* Begin Available records *
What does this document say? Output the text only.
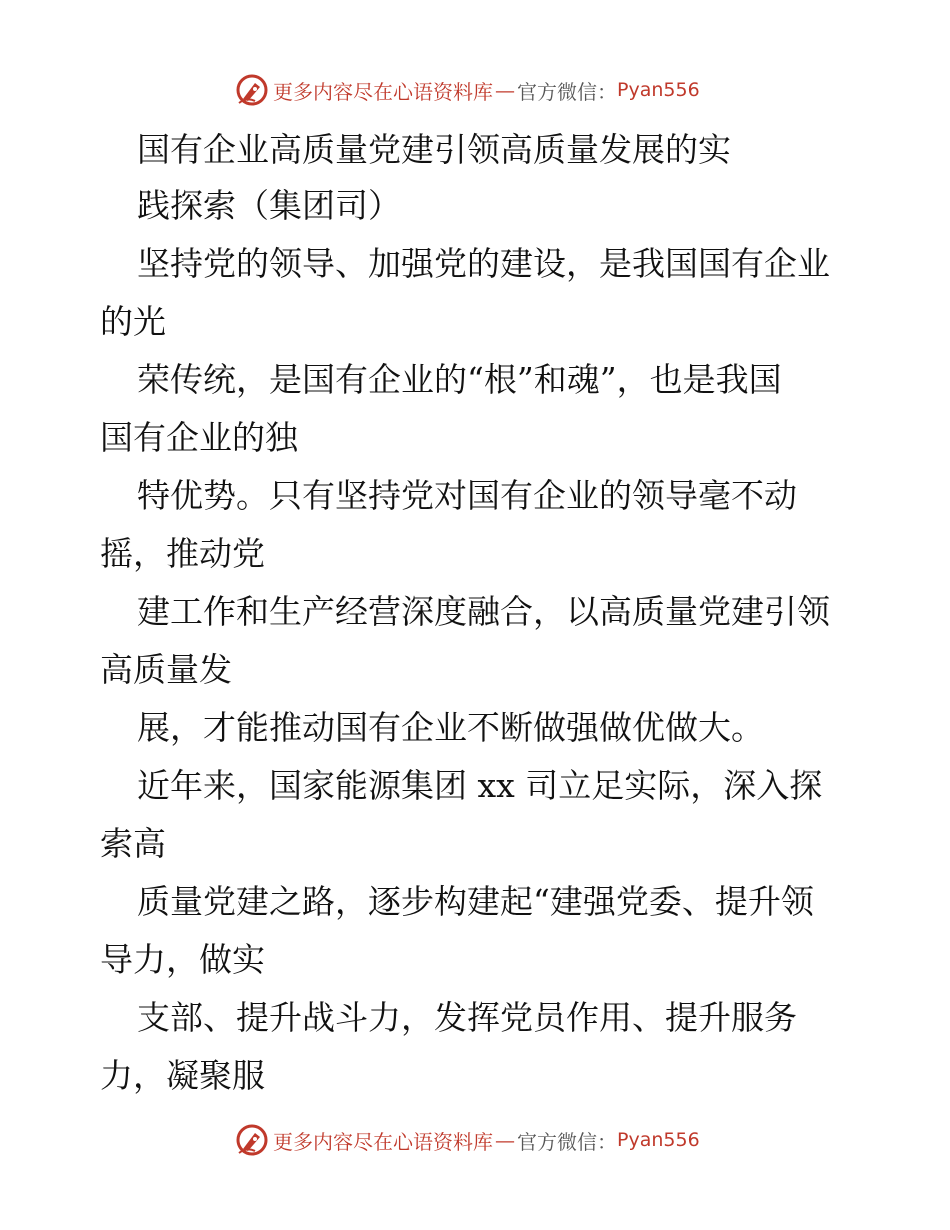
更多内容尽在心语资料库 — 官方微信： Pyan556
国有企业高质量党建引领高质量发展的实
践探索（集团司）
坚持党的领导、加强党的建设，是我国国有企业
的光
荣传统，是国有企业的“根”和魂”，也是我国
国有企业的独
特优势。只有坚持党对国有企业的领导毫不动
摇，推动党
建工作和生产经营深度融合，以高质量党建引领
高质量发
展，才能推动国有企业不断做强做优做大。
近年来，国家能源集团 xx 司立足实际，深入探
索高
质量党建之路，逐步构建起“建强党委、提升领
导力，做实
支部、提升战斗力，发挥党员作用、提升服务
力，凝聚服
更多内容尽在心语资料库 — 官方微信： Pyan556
* End Available records *
* Begin Available records *
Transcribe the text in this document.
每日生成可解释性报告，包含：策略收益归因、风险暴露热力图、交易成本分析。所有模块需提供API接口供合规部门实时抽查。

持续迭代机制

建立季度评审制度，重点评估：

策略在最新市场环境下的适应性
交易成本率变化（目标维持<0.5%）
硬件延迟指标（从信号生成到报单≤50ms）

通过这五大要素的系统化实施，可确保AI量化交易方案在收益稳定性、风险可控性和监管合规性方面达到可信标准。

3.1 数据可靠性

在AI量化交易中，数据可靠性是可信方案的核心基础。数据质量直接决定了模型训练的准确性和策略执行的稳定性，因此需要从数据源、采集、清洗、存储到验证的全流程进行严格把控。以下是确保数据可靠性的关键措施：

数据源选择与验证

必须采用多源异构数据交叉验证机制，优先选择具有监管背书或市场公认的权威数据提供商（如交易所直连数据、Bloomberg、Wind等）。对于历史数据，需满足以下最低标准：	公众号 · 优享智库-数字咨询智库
* End Available records *
**Aim of the exercise**
Within the entries above, work out how many lines contain the word "this". The number alone is the answer.

**Result of the exercise**
2